[Collected data]
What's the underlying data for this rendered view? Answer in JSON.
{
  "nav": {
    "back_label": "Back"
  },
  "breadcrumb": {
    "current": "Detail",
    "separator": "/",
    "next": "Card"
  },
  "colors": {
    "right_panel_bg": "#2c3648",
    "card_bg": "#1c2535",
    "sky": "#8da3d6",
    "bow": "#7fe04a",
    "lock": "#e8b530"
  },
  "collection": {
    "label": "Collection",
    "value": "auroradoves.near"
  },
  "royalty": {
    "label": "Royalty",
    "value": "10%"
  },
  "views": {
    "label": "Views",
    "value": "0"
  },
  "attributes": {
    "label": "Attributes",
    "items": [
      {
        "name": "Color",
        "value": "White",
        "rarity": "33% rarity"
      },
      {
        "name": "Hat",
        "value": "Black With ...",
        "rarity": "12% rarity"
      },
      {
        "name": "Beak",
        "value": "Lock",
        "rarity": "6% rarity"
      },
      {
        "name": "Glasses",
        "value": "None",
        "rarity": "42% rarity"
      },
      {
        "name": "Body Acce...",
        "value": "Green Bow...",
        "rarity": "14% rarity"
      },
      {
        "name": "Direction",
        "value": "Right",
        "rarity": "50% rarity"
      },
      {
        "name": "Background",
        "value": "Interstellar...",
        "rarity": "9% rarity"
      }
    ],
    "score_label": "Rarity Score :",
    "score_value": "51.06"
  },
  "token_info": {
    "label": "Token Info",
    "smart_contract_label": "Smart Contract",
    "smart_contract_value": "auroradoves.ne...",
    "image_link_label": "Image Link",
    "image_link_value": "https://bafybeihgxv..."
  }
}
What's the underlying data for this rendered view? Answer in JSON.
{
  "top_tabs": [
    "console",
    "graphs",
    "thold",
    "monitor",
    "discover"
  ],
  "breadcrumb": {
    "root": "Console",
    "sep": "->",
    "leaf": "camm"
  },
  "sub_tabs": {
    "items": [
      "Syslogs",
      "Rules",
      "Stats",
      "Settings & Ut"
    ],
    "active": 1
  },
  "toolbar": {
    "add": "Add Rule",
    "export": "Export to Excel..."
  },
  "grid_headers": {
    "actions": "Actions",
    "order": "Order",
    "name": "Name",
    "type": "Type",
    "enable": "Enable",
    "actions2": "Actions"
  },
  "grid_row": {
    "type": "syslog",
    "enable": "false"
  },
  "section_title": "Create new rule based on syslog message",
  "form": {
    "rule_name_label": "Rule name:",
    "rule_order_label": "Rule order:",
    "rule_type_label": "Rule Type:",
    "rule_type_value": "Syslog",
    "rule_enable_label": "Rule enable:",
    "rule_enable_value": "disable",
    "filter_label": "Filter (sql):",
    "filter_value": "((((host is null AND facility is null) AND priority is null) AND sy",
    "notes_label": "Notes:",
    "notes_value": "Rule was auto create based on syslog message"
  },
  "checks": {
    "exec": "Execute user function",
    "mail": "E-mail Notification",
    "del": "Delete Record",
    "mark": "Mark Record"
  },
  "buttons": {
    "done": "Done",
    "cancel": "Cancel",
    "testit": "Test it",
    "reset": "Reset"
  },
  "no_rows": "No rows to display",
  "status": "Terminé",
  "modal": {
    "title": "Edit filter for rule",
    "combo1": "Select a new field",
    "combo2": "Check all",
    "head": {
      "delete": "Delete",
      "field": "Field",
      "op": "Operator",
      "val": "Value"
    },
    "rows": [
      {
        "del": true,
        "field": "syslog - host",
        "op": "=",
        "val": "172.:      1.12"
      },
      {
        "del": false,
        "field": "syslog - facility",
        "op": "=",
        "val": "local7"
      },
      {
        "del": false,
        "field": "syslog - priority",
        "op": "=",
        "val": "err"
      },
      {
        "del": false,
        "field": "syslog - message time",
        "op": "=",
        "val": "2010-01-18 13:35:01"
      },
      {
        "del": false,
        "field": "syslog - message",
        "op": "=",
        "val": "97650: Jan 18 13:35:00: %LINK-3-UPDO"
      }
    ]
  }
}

* **What you are asked to do**: Go through the records above and copy every line with the word "priority".

* **Result of this task**:
    "filter_value": "((((host is null AND facility is null) AND priority is null) AND sy",
        "field": "syslog - priority",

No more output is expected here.